Copy every record below exactly as written, but leave out the pictures.

▸ Task inputs:
------------------------------

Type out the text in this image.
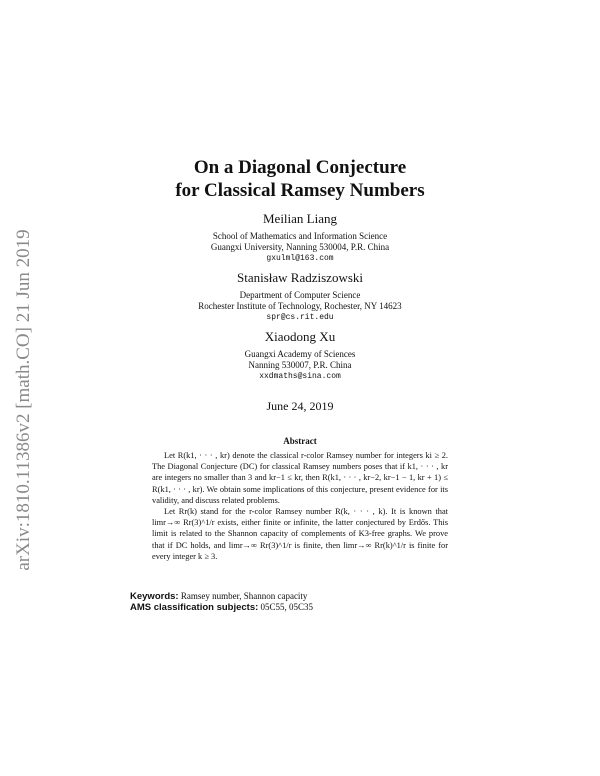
arXiv:1810.11386v2 [math.CO] 21 Jun 2019
On a Diagonal Conjecture
for Classical Ramsey Numbers
Meilian Liang
School of Mathematics and Information Science
Guangxi University, Nanning 530004, P.R. China
gxulml@163.com
Stanisław Radziszowski
Department of Computer Science
Rochester Institute of Technology, Rochester, NY 14623
spr@cs.rit.edu
Xiaodong Xu
Guangxi Academy of Sciences
Nanning 530007, P.R. China
xxdmaths@sina.com
June 24, 2019
Abstract

Let R(k1, · · · , kr) denote the classical r-color Ramsey number for integers ki ≥ 2. The Diagonal Conjecture (DC) for classical Ramsey numbers poses that if k1, · · · , kr are integers no smaller than 3 and kr−1 ≤ kr, then R(k1, · · · , kr−2, kr−1 − 1, kr + 1) ≤ R(k1, · · · , kr). We obtain some implications of this conjecture, present evidence for its validity, and discuss related problems.

Let Rr(k) stand for the r-color Ramsey number R(k, · · · , k). It is known that limr→∞ Rr(3)^1/r exists, either finite or infinite, the latter conjectured by Erdős. This limit is related to the Shannon capacity of complements of K3-free graphs. We prove that if DC holds, and limr→∞ Rr(3)^1/r is finite, then limr→∞ Rr(k)^1/r is finite for every integer k ≥ 3.

Keywords: Ramsey number, Shannon capacity
AMS classification subjects: 05C55, 05C35
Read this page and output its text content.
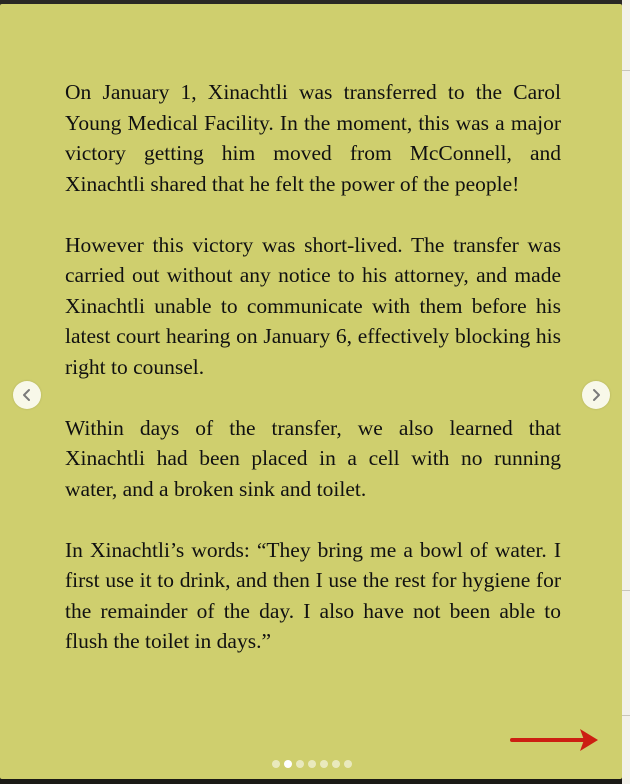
On January 1, Xinachtli was transferred to the Carol Young Medical Facility. In the moment, this was a major victory getting him moved from McConnell, and Xinachtli shared that he felt the power of the people!

However this victory was short-lived. The transfer was carried out without any notice to his attorney, and made Xinachtli unable to communicate with them before his latest court hearing on January 6, effectively blocking his right to counsel.

Within days of the transfer, we also learned that Xinachtli had been placed in a cell with no running water, and a broken sink and toilet.

In Xinachtli’s words: “They bring me a bowl of water. I first use it to drink, and then I use the rest for hygiene for the remainder of the day. I also have not been able to flush the toilet in days.”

------------------------------

▸ Answer for this exercise:
Type out the text in this image.
arXiv:1810.11386v2 [math.CO] 21 Jun 2019
On a Diagonal Conjecture
for Classical Ramsey Numbers
Meilian Liang
School of Mathematics and Information Science
Guangxi University, Nanning 530004, P.R. China
gxulml@163.com
Stanisław Radziszowski
Department of Computer Science
Rochester Institute of Technology, Rochester, NY 14623
spr@cs.rit.edu
Xiaodong Xu
Guangxi Academy of Sciences
Nanning 530007, P.R. China
xxdmaths@sina.com
June 24, 2019
Abstract

Let R(k1, · · · , kr) denote the classical r-color Ramsey number for integers ki ≥ 2. The Diagonal Conjecture (DC) for classical Ramsey numbers poses that if k1, · · · , kr are integers no smaller than 3 and kr−1 ≤ kr, then R(k1, · · · , kr−2, kr−1 − 1, kr + 1) ≤ R(k1, · · · , kr). We obtain some implications of this conjecture, present evidence for its validity, and discuss related problems.

Let Rr(k) stand for the r-color Ramsey number R(k, · · · , k). It is known that limr→∞ Rr(3)^1/r exists, either finite or infinite, the latter conjectured by Erdős. This limit is related to the Shannon capacity of complements of K3-free graphs. We prove that if DC holds, and limr→∞ Rr(3)^1/r is finite, then limr→∞ Rr(k)^1/r is finite for every integer k ≥ 3.

Keywords: Ramsey number, Shannon capacity
AMS classification subjects: 05C55, 05C35
Read this page and output its text content.
On January 1, Xinachtli was transferred to the Carol Young Medical Facility. In the moment, this was a major victory getting him moved from McConnell, and Xinachtli shared that he felt the power of the people!

However this victory was short-lived. The transfer was carried out without any notice to his attorney, and made Xinachtli unable to communicate with them before his latest court hearing on January 6, effectively blocking his right to counsel.

Within days of the transfer, we also learned that Xinachtli had been placed in a cell with no running water, and a broken sink and toilet.

In Xinachtli’s words: “They bring me a bowl of water. I first use it to drink, and then I use the rest for hygiene for the remainder of the day. I also have not been able to flush the toilet in days.”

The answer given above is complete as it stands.